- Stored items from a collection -
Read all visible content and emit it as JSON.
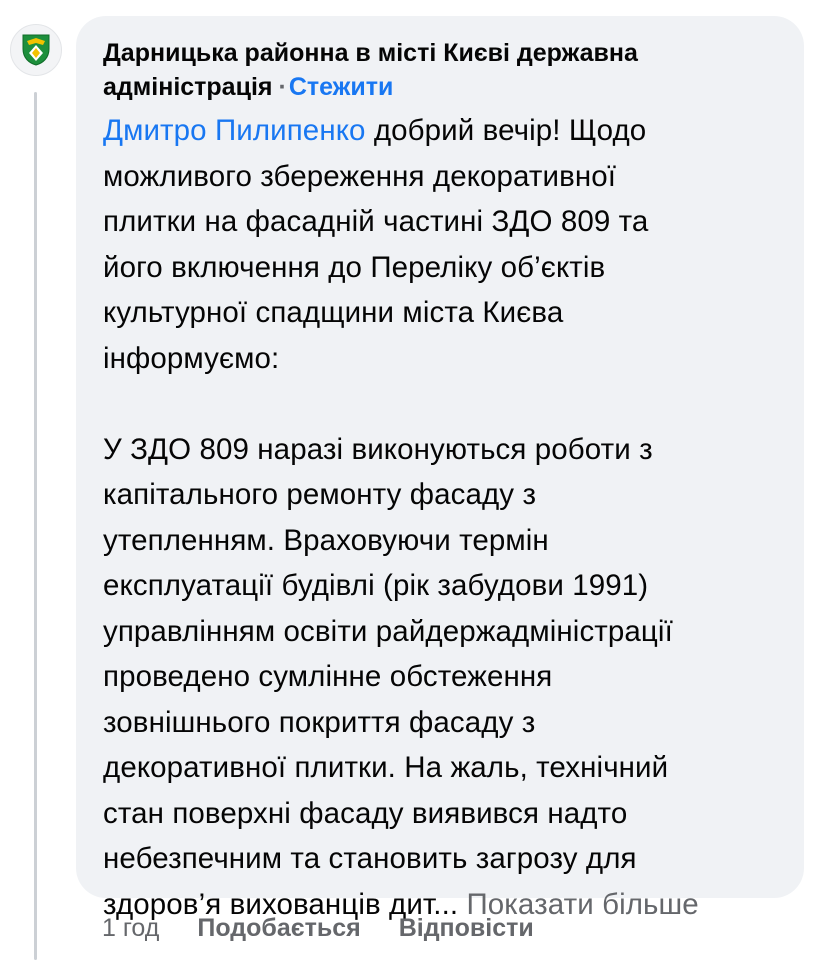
{
  "comment": {
    "author": "Дарницька районна в місті Києві державна адміністрація",
    "separator": "·",
    "follow_label": "Стежити",
    "mention": "Дмитро Пилипенко",
    "body_text": " добрий вечір! Щодо\nможливого збереження декоративної\nплитки на фасадній частині ЗДО 809 та\nйого включення до Переліку об’єктів\nкультурної спадщини міста Києва\nінформуємо:\n\nУ ЗДО 809 наразі виконуються роботи з\nкапітального ремонту фасаду з\nутепленням. Враховуючи термін\nексплуатації будівлі (рік забудови 1991)\nуправлінням освіти райдержадміністрації\nпроведено сумлінне обстеження\nзовнішнього покриття фасаду з\nдекоративної плитки. На жаль, технічний\nстан поверхні фасаду виявився надто\nнебезпечним та становить загрозу для\nздоров’я вихованців дит...",
    "see_more_label": "Показати більше",
    "time": "1 год",
    "like_label": "Подобається",
    "reply_label": "Відповісти"
  },
  "colors": {
    "link": "#1877f2",
    "bubble_bg": "#f0f2f5",
    "secondary_text": "#65676b",
    "coat_of_arms_green": "#1d8f3c",
    "coat_of_arms_gold": "#f2c200"
  },
  "icons": {
    "avatar": "district-coat-of-arms-icon"
  }
}
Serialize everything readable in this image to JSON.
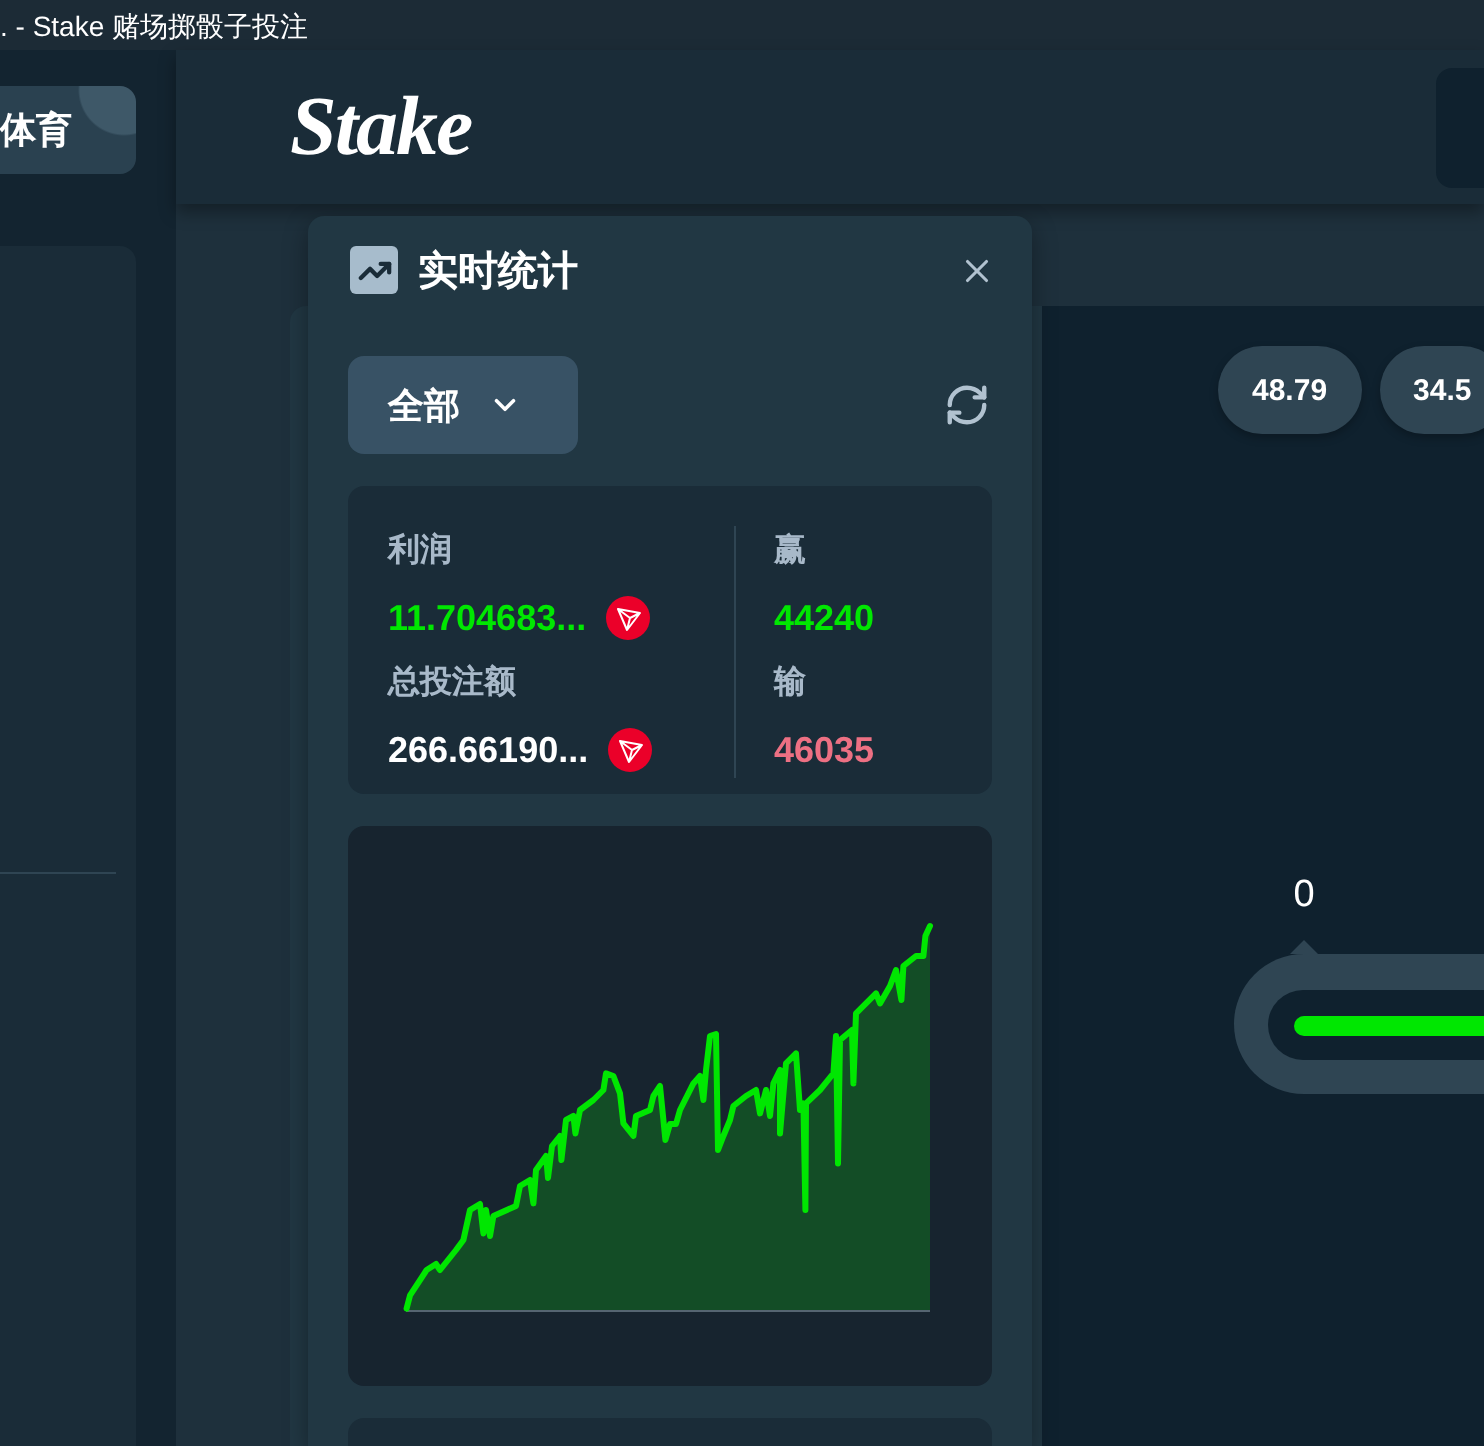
{
  "window": {
    "title": ". - Stake 赌场掷骰子投注"
  },
  "sidebar": {
    "sports_button": "体育"
  },
  "header": {
    "logo": "Stake"
  },
  "stats_panel": {
    "title": "实时统计",
    "filter": "全部",
    "columns": [
      {
        "items": [
          {
            "label": "利润",
            "value": "11.704683...",
            "color": "#00e701",
            "coin": true
          },
          {
            "label": "总投注额",
            "value": "266.66190...",
            "color": "#ffffff",
            "coin": true
          }
        ]
      },
      {
        "items": [
          {
            "label": "赢",
            "value": "44240",
            "color": "#00e701",
            "coin": false
          },
          {
            "label": "输",
            "value": "46035",
            "color": "#ed7083",
            "coin": false
          }
        ]
      }
    ]
  },
  "game": {
    "results": [
      "48.79",
      "34.5"
    ],
    "slider": {
      "marker": "0"
    }
  }
}
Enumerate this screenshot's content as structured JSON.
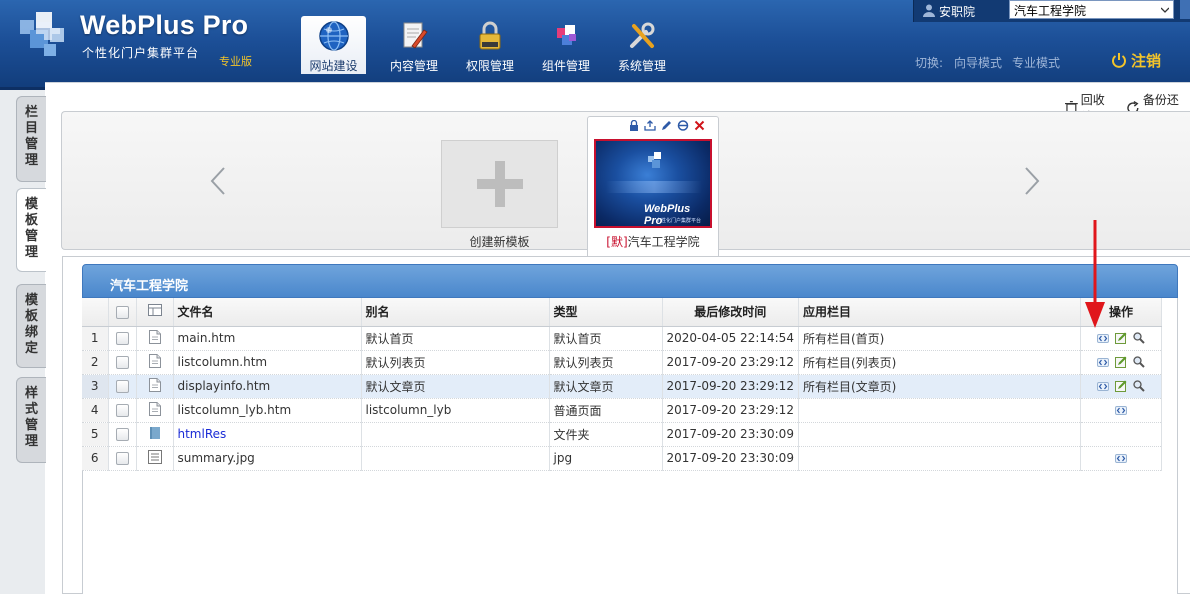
{
  "brand": {
    "name": "WebPlus Pro",
    "subtitle": "个性化门户集群平台",
    "edition": "专业版"
  },
  "nav": [
    {
      "label": "网站建设",
      "icon": "globe-icon",
      "active": true
    },
    {
      "label": "内容管理",
      "icon": "document-pen-icon",
      "active": false
    },
    {
      "label": "权限管理",
      "icon": "lock-icon",
      "active": false
    },
    {
      "label": "组件管理",
      "icon": "puzzle-icon",
      "active": false
    },
    {
      "label": "系统管理",
      "icon": "tools-icon",
      "active": false
    }
  ],
  "user": {
    "role": "安职院",
    "college": "汽车工程学院"
  },
  "mode_switch": {
    "label": "切换:",
    "wizard": "向导模式",
    "pro": "专业模式"
  },
  "logout_label": "注销",
  "sidebar_tabs": [
    {
      "label": "栏目管理",
      "active": false
    },
    {
      "label": "模板管理",
      "active": true
    },
    {
      "label": "模板绑定",
      "active": false
    },
    {
      "label": "样式管理",
      "active": false
    }
  ],
  "toolbar": {
    "recycle_label": "回收站",
    "backup_label": "备份还原"
  },
  "carousel": {
    "new_template_label": "创建新模板",
    "template": {
      "default_tag": "[默]",
      "name": "汽车工程学院",
      "thumb_brand": "WebPlus Pro",
      "thumb_sub": "个性化门户集群平台"
    }
  },
  "panel": {
    "title": "汽车工程学院"
  },
  "table": {
    "headers": {
      "filename": "文件名",
      "alias": "别名",
      "type": "类型",
      "modified": "最后修改时间",
      "column": "应用栏目",
      "ops": "操作"
    },
    "rows": [
      {
        "num": "1",
        "filename": "main.htm",
        "alias": "默认首页",
        "type": "默认首页",
        "modified": "2020-04-05 22:14:54",
        "column": "所有栏目(首页)",
        "icon": "page-icon",
        "ops": [
          "code",
          "edit",
          "view"
        ],
        "selected": false,
        "link": false
      },
      {
        "num": "2",
        "filename": "listcolumn.htm",
        "alias": "默认列表页",
        "type": "默认列表页",
        "modified": "2017-09-20 23:29:12",
        "column": "所有栏目(列表页)",
        "icon": "page-icon",
        "ops": [
          "code",
          "edit",
          "view"
        ],
        "selected": false,
        "link": false
      },
      {
        "num": "3",
        "filename": "displayinfo.htm",
        "alias": "默认文章页",
        "type": "默认文章页",
        "modified": "2017-09-20 23:29:12",
        "column": "所有栏目(文章页)",
        "icon": "page-icon",
        "ops": [
          "code",
          "edit",
          "view"
        ],
        "selected": true,
        "link": false
      },
      {
        "num": "4",
        "filename": "listcolumn_lyb.htm",
        "alias": "listcolumn_lyb",
        "type": "普通页面",
        "modified": "2017-09-20 23:29:12",
        "column": "",
        "icon": "page-icon",
        "ops": [
          "code"
        ],
        "selected": false,
        "link": false
      },
      {
        "num": "5",
        "filename": "htmlRes",
        "alias": "",
        "type": "文件夹",
        "modified": "2017-09-20 23:30:09",
        "column": "",
        "icon": "folder-icon",
        "ops": [],
        "selected": false,
        "link": true
      },
      {
        "num": "6",
        "filename": "summary.jpg",
        "alias": "",
        "type": "jpg",
        "modified": "2017-09-20 23:30:09",
        "column": "",
        "icon": "image-file-icon",
        "ops": [
          "code"
        ],
        "selected": false,
        "link": false
      }
    ]
  },
  "colors": {
    "header_top": "#2b66b0",
    "header_bottom": "#113c7a",
    "accent_gold": "#f3c42a",
    "panel_blue": "#4a87cc",
    "annotation_red": "#e0161b",
    "link_blue": "#1a2bd6"
  }
}
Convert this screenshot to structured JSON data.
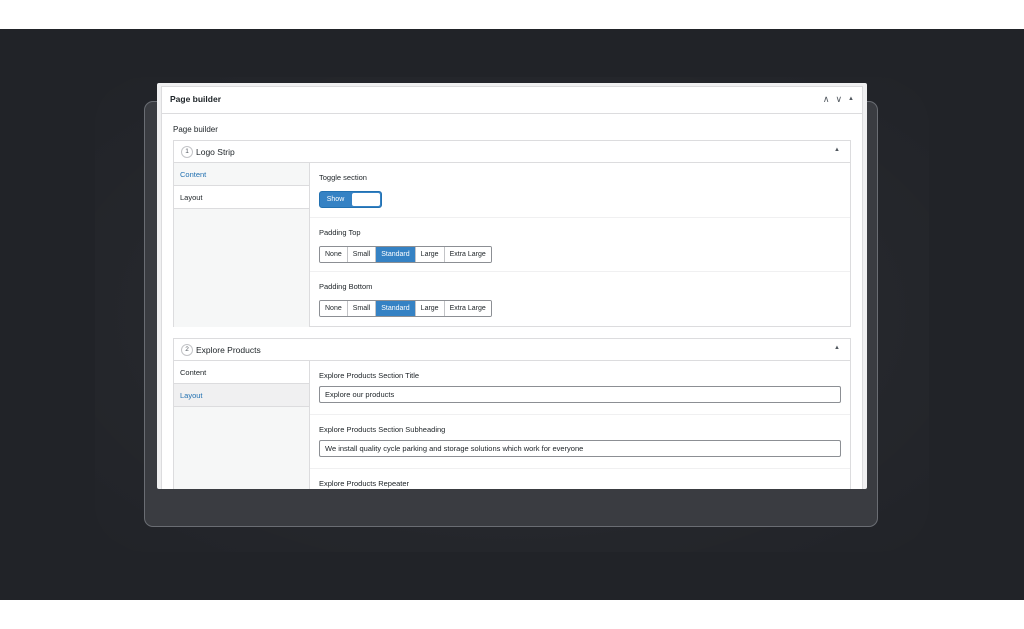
{
  "metabox": {
    "title": "Page builder",
    "controls": [
      "∧",
      "∨",
      "▲"
    ]
  },
  "field_label": "Page builder",
  "blocks": [
    {
      "index": "1",
      "title": "Logo Strip",
      "toggle": "▲",
      "tabs": [
        {
          "label": "Content",
          "state": "link"
        },
        {
          "label": "Layout",
          "state": "active"
        }
      ],
      "toggle_section": {
        "label": "Toggle section",
        "value": "Show"
      },
      "padding_top": {
        "label": "Padding Top",
        "options": [
          "None",
          "Small",
          "Standard",
          "Large",
          "Extra Large"
        ],
        "selected": "Standard"
      },
      "padding_bottom": {
        "label": "Padding Bottom",
        "options": [
          "None",
          "Small",
          "Standard",
          "Large",
          "Extra Large"
        ],
        "selected": "Standard"
      }
    },
    {
      "index": "2",
      "title": "Explore Products",
      "toggle": "▲",
      "tabs": [
        {
          "label": "Content",
          "state": "active"
        },
        {
          "label": "Layout",
          "state": "link"
        }
      ],
      "section_title": {
        "label": "Explore Products Section Title",
        "value": "Explore our products"
      },
      "section_subheading": {
        "label": "Explore Products Section Subheading",
        "value": "We install quality cycle parking and storage solutions which work for everyone"
      },
      "repeater": {
        "label": "Explore Products Repeater"
      }
    }
  ],
  "colors": {
    "accent": "#3582c4",
    "link": "#2271b1",
    "background": "#212328"
  }
}
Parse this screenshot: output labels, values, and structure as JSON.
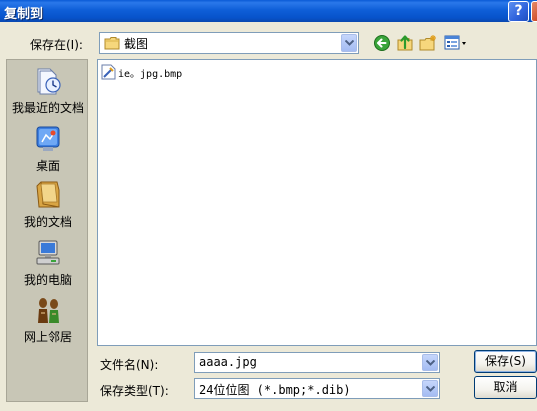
{
  "window": {
    "title": "复制到",
    "help_label": "?"
  },
  "save_in": {
    "label": "保存在(I):",
    "value": "截图"
  },
  "toolbar": {
    "icons": [
      "back-icon",
      "up-folder-icon",
      "new-folder-icon",
      "view-menu-icon"
    ]
  },
  "places": [
    {
      "label": "我最近的文档",
      "icon": "recent-documents-icon"
    },
    {
      "label": "桌面",
      "icon": "desktop-icon"
    },
    {
      "label": "我的文档",
      "icon": "my-documents-icon"
    },
    {
      "label": "我的电脑",
      "icon": "my-computer-icon"
    },
    {
      "label": "网上邻居",
      "icon": "network-places-icon"
    }
  ],
  "files": [
    {
      "name": "ie。jpg.bmp",
      "icon": "bitmap-file-icon"
    }
  ],
  "file_name": {
    "label": "文件名(N):",
    "value": "aaaa.jpg"
  },
  "save_type": {
    "label": "保存类型(T):",
    "value": "24位位图 (*.bmp;*.dib)"
  },
  "buttons": {
    "save": "保存(S)",
    "cancel": "取消"
  },
  "colors": {
    "titlebar": "#0a5ad6",
    "dialog_bg": "#ece9d8",
    "places_bg": "#c8c6b6"
  }
}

- DO THIS -
Show all lines in the entries above where the string "structured" appears.

- THE RESPONSE -
Enumerate this screenshot's content as structured JSON.
Convert this screenshot to structured JSON data.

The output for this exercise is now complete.